• [Task objective]
Would you repeat the listing exactly but omit every picture?
================================
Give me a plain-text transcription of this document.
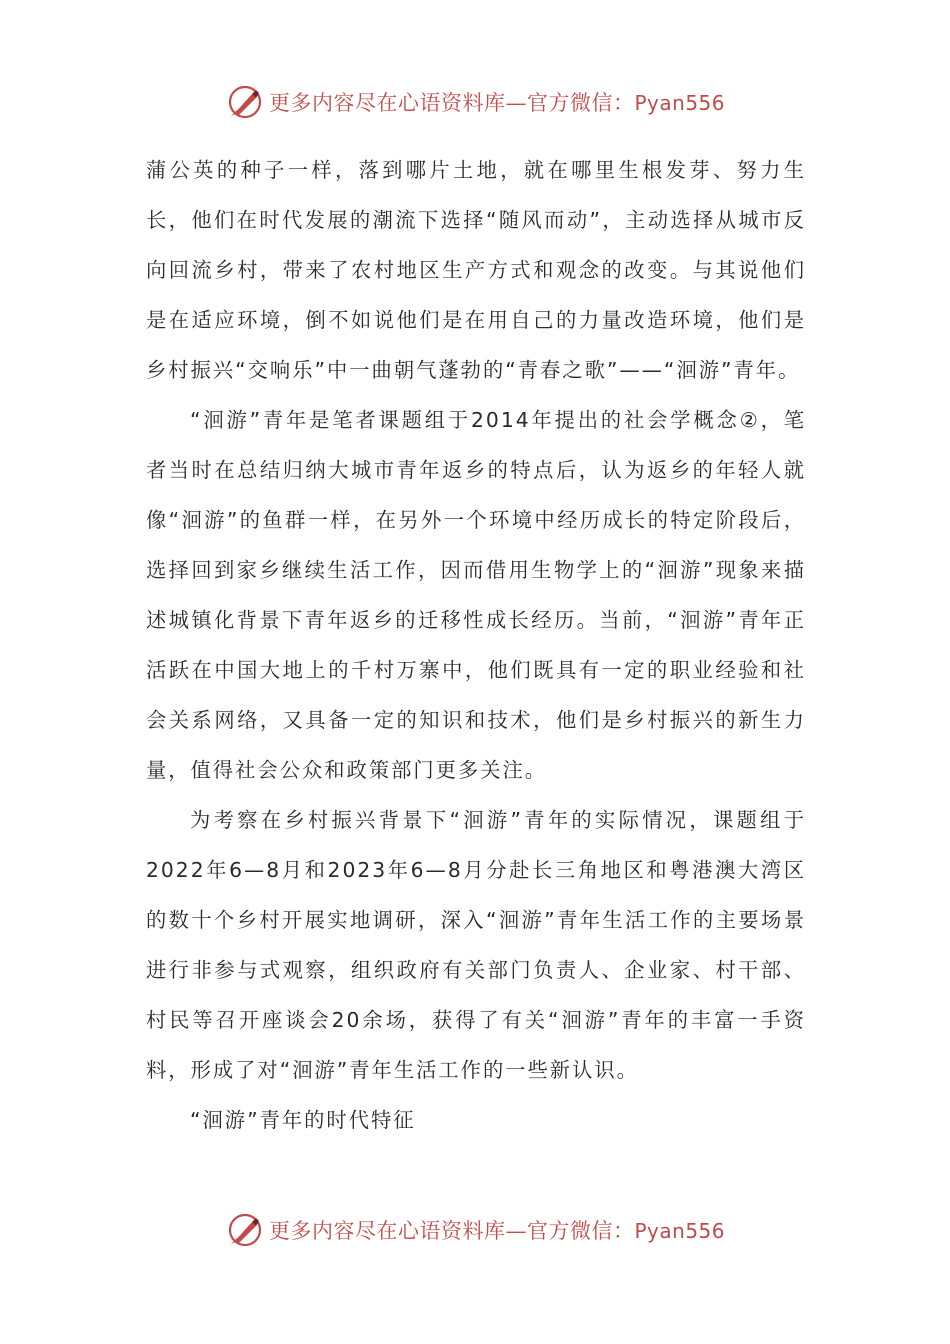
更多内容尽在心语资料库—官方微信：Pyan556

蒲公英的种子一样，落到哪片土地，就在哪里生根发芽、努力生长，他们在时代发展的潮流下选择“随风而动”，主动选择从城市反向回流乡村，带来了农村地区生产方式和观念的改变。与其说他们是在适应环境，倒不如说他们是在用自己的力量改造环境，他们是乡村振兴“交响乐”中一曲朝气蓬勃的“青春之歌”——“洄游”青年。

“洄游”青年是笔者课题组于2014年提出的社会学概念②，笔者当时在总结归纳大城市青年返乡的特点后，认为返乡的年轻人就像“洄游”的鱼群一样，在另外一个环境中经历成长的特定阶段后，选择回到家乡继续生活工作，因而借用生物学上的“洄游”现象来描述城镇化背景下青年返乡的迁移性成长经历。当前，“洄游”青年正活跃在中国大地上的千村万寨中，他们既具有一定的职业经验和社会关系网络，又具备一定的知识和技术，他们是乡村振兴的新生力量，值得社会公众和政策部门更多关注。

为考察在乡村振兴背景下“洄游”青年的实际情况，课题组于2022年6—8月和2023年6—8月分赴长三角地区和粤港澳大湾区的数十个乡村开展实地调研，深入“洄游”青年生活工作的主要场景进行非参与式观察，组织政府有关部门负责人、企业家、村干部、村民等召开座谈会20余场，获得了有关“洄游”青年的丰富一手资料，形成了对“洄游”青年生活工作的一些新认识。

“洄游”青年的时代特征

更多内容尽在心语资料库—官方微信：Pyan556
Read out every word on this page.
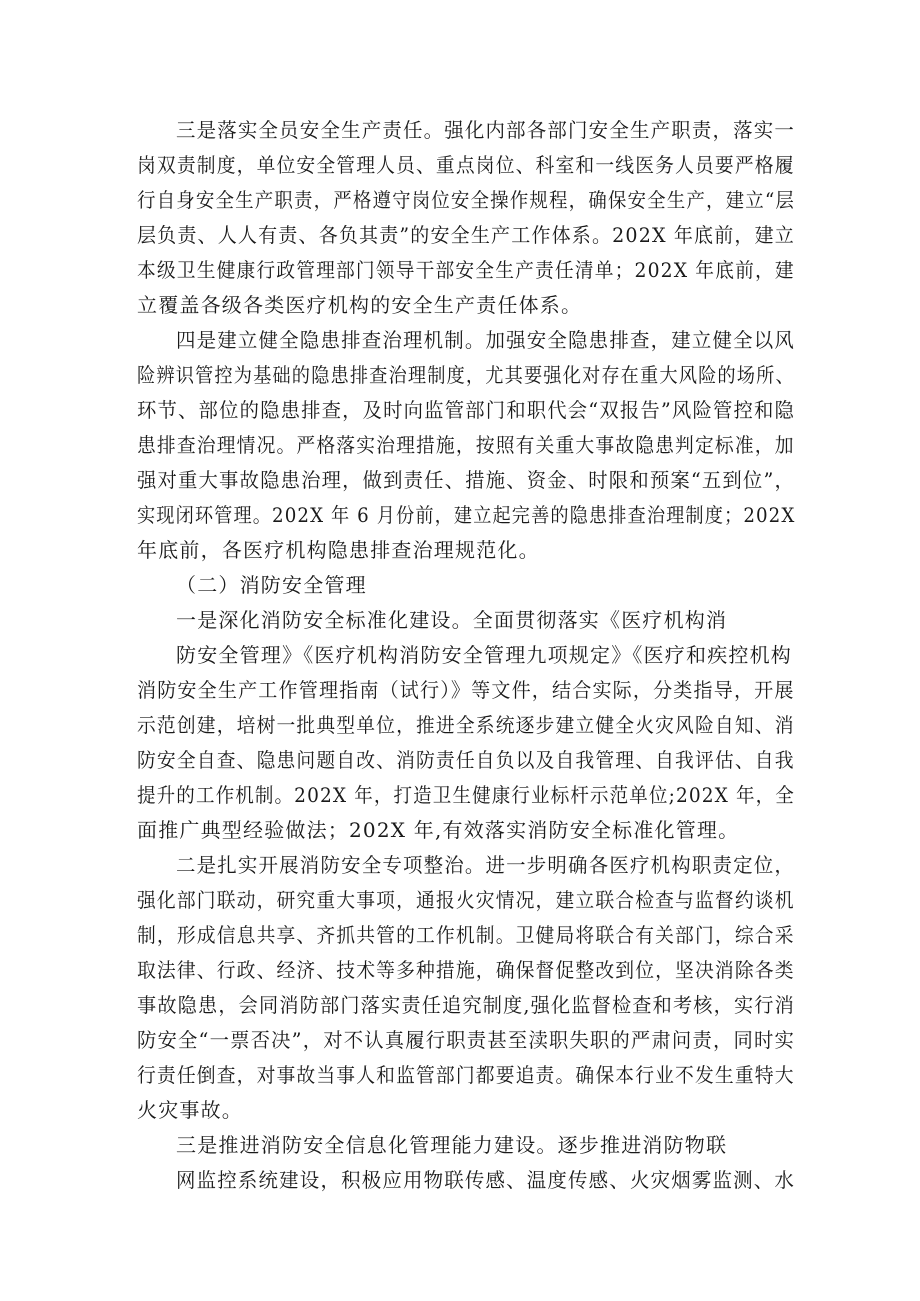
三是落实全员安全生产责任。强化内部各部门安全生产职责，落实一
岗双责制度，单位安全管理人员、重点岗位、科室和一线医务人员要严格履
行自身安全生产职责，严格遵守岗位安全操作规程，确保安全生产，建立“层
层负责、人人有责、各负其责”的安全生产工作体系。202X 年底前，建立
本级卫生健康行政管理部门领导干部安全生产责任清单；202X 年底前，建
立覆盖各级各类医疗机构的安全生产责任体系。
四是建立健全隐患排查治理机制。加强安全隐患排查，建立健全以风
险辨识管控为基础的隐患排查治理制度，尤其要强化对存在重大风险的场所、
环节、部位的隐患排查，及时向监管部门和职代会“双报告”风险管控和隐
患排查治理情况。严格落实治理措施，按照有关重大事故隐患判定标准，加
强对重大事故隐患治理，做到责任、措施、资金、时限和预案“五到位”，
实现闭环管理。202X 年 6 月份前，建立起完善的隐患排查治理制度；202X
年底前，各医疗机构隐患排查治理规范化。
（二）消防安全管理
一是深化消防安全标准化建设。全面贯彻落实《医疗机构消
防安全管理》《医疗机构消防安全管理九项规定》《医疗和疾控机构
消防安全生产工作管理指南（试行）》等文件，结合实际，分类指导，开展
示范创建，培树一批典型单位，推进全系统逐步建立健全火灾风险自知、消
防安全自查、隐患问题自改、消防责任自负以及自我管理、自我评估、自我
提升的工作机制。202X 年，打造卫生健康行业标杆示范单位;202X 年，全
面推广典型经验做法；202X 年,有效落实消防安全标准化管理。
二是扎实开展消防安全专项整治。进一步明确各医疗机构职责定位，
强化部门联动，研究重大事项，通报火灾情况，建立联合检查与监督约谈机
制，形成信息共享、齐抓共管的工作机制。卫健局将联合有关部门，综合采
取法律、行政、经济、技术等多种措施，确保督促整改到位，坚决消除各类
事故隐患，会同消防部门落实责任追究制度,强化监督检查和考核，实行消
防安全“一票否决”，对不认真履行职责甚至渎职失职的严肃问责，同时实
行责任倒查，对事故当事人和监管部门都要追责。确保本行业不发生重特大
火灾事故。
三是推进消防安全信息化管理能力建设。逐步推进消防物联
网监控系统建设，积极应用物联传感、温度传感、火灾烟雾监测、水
================================
• [Result below]
Give me a plain-text transcription of this document.
更多内容尽在心语资料库—官方微信：Pyan556

蒲公英的种子一样，落到哪片土地，就在哪里生根发芽、努力生长，他们在时代发展的潮流下选择“随风而动”，主动选择从城市反向回流乡村，带来了农村地区生产方式和观念的改变。与其说他们是在适应环境，倒不如说他们是在用自己的力量改造环境，他们是乡村振兴“交响乐”中一曲朝气蓬勃的“青春之歌”——“洄游”青年。

“洄游”青年是笔者课题组于2014年提出的社会学概念②，笔者当时在总结归纳大城市青年返乡的特点后，认为返乡的年轻人就像“洄游”的鱼群一样，在另外一个环境中经历成长的特定阶段后，选择回到家乡继续生活工作，因而借用生物学上的“洄游”现象来描述城镇化背景下青年返乡的迁移性成长经历。当前，“洄游”青年正活跃在中国大地上的千村万寨中，他们既具有一定的职业经验和社会关系网络，又具备一定的知识和技术，他们是乡村振兴的新生力量，值得社会公众和政策部门更多关注。

为考察在乡村振兴背景下“洄游”青年的实际情况，课题组于2022年6—8月和2023年6—8月分赴长三角地区和粤港澳大湾区的数十个乡村开展实地调研，深入“洄游”青年生活工作的主要场景进行非参与式观察，组织政府有关部门负责人、企业家、村干部、村民等召开座谈会20余场，获得了有关“洄游”青年的丰富一手资料，形成了对“洄游”青年生活工作的一些新认识。

“洄游”青年的时代特征

更多内容尽在心语资料库—官方微信：Pyan556
Read out every word on this page.
三是落实全员安全生产责任。强化内部各部门安全生产职责，落实一
岗双责制度，单位安全管理人员、重点岗位、科室和一线医务人员要严格履
行自身安全生产职责，严格遵守岗位安全操作规程，确保安全生产，建立“层
层负责、人人有责、各负其责”的安全生产工作体系。202X 年底前，建立
本级卫生健康行政管理部门领导干部安全生产责任清单；202X 年底前，建
立覆盖各级各类医疗机构的安全生产责任体系。
四是建立健全隐患排查治理机制。加强安全隐患排查，建立健全以风
险辨识管控为基础的隐患排查治理制度，尤其要强化对存在重大风险的场所、
环节、部位的隐患排查，及时向监管部门和职代会“双报告”风险管控和隐
患排查治理情况。严格落实治理措施，按照有关重大事故隐患判定标准，加
强对重大事故隐患治理，做到责任、措施、资金、时限和预案“五到位”，
实现闭环管理。202X 年 6 月份前，建立起完善的隐患排查治理制度；202X
年底前，各医疗机构隐患排查治理规范化。
（二）消防安全管理
一是深化消防安全标准化建设。全面贯彻落实《医疗机构消
防安全管理》《医疗机构消防安全管理九项规定》《医疗和疾控机构
消防安全生产工作管理指南（试行）》等文件，结合实际，分类指导，开展
示范创建，培树一批典型单位，推进全系统逐步建立健全火灾风险自知、消
防安全自查、隐患问题自改、消防责任自负以及自我管理、自我评估、自我
提升的工作机制。202X 年，打造卫生健康行业标杆示范单位;202X 年，全
面推广典型经验做法；202X 年,有效落实消防安全标准化管理。
二是扎实开展消防安全专项整治。进一步明确各医疗机构职责定位，
强化部门联动，研究重大事项，通报火灾情况，建立联合检查与监督约谈机
制，形成信息共享、齐抓共管的工作机制。卫健局将联合有关部门，综合采
取法律、行政、经济、技术等多种措施，确保督促整改到位，坚决消除各类
事故隐患，会同消防部门落实责任追究制度,强化监督检查和考核，实行消
防安全“一票否决”，对不认真履行职责甚至渎职失职的严肃问责，同时实
行责任倒查，对事故当事人和监管部门都要追责。确保本行业不发生重特大
火灾事故。
三是推进消防安全信息化管理能力建设。逐步推进消防物联
网监控系统建设，积极应用物联传感、温度传感、火灾烟雾监测、水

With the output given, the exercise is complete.